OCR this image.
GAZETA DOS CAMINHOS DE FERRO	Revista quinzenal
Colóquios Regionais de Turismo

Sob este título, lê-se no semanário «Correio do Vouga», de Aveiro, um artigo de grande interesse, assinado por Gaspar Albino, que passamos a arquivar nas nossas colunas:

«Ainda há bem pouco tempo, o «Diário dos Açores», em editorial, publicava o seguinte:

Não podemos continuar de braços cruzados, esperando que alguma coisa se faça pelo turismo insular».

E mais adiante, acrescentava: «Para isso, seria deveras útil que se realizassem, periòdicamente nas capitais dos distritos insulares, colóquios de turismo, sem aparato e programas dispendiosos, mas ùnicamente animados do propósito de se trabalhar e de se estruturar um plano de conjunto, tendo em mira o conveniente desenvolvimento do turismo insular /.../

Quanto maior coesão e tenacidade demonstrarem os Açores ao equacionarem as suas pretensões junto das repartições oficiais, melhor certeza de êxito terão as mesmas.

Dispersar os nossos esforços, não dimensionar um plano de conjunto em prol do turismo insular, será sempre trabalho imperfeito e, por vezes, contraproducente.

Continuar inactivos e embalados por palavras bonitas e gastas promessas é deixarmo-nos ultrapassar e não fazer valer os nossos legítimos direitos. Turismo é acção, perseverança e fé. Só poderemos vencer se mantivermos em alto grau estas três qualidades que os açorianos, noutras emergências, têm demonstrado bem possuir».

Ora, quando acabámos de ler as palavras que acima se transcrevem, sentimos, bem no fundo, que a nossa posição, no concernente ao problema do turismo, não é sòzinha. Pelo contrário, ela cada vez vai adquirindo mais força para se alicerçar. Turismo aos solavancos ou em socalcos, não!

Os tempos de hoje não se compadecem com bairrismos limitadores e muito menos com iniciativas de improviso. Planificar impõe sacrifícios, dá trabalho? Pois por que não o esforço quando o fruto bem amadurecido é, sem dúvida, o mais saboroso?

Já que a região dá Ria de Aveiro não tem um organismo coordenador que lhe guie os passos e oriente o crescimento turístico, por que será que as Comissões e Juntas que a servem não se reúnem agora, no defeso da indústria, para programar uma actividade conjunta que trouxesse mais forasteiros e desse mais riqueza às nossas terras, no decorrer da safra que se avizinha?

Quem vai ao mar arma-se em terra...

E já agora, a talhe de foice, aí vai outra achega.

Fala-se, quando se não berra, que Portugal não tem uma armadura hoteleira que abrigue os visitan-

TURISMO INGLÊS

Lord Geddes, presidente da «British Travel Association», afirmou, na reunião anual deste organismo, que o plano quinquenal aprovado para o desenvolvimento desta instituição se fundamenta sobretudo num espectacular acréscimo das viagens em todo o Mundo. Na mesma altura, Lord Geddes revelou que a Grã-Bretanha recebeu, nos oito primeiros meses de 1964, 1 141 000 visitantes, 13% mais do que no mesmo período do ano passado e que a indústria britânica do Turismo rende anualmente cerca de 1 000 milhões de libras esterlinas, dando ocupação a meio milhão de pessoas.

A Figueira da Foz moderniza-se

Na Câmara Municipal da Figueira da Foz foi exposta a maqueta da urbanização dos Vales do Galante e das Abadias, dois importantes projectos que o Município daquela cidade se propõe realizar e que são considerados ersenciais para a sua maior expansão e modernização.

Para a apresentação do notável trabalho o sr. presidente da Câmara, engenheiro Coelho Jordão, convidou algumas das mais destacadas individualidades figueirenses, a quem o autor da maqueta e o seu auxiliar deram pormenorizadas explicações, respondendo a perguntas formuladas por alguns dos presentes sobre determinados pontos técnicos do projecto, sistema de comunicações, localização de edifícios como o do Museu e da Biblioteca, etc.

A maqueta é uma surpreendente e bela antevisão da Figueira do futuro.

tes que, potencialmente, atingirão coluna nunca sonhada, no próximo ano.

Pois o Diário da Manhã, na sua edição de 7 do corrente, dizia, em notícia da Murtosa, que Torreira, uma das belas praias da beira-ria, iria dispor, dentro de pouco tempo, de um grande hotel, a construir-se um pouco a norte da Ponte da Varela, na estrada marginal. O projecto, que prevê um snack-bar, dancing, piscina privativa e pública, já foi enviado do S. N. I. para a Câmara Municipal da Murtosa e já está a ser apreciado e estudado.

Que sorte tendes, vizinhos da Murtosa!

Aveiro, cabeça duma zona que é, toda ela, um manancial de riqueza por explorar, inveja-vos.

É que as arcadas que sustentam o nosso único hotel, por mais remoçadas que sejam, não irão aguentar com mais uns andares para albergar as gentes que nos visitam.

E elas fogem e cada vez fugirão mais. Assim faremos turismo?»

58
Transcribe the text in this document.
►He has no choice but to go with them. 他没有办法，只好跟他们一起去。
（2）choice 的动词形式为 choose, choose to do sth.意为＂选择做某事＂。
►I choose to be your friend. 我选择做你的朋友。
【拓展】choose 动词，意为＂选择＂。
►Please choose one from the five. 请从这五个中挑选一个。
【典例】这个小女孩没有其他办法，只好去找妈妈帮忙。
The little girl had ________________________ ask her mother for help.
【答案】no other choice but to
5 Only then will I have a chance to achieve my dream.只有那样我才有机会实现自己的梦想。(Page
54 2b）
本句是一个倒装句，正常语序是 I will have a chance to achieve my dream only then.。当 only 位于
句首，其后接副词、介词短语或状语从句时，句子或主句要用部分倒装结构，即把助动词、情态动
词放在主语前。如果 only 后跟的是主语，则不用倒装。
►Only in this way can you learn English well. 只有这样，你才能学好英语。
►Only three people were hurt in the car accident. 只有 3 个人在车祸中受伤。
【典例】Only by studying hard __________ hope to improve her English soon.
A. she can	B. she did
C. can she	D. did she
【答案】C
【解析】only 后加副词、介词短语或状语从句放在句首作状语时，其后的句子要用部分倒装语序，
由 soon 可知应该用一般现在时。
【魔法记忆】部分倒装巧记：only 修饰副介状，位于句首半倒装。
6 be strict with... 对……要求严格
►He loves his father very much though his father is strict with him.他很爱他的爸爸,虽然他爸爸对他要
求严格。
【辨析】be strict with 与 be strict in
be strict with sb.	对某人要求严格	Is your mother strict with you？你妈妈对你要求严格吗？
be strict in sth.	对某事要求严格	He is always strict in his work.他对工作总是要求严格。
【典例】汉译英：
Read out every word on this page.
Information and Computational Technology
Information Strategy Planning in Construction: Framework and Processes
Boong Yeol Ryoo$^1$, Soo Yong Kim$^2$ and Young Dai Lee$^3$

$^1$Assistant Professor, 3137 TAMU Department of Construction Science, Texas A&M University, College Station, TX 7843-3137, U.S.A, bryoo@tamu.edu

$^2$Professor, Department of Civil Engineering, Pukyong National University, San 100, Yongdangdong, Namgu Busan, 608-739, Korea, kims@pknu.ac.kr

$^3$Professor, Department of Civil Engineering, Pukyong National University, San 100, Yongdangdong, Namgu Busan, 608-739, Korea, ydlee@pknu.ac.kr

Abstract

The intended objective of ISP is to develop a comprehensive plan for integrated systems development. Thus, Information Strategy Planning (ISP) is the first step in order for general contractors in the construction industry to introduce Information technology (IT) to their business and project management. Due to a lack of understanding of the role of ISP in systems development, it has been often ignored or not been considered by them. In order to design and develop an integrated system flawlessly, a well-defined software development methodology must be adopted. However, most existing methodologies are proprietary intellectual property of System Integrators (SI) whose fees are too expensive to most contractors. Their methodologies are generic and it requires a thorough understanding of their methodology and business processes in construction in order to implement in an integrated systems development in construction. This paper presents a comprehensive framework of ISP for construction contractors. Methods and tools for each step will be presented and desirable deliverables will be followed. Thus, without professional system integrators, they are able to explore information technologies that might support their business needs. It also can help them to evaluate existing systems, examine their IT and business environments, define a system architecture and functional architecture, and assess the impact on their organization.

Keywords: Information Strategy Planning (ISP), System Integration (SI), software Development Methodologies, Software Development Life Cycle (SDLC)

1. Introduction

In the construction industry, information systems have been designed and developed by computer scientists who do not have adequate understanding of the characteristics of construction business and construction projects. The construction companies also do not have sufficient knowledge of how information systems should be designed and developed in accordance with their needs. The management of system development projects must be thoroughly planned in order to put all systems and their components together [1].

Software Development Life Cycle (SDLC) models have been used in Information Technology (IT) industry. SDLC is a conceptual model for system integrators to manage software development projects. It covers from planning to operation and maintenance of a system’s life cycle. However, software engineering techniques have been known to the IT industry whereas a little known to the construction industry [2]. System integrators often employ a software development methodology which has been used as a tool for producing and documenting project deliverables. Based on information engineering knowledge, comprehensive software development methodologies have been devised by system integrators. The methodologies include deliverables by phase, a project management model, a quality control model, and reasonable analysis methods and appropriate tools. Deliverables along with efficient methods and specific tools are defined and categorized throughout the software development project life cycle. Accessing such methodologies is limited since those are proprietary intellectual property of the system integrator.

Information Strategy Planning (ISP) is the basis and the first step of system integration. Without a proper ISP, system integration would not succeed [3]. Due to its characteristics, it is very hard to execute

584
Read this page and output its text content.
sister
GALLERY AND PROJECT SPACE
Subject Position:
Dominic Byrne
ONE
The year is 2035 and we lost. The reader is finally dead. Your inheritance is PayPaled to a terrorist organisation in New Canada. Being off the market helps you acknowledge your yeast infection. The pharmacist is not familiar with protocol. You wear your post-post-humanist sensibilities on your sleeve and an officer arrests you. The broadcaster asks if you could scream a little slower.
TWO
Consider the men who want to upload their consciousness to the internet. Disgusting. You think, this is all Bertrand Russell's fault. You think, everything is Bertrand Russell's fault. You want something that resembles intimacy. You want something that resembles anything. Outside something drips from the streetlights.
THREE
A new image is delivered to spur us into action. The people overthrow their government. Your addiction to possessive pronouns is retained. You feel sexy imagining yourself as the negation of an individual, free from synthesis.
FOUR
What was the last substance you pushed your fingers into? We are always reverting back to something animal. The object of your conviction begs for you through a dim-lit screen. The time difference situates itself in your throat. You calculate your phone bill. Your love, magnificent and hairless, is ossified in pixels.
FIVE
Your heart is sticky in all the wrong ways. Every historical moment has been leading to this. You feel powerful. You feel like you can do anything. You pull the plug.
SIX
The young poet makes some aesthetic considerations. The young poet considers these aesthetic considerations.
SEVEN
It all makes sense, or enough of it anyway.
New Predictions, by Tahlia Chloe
______________________________
▶ _REQUIRED TASK_:
Look through the entries above; copy each line where the string "pknu" appears.

▶ _FINAL ANSWER_:
$^2$Professor, Department of Civil Engineering, Pukyong National University, San 100, Yongdangdong, Namgu Busan, 608-739, Korea, kims@pknu.ac.kr
$^3$Professor, Department of Civil Engineering, Pukyong National University, San 100, Yongdangdong, Namgu Busan, 608-739, Korea, ydlee@pknu.ac.kr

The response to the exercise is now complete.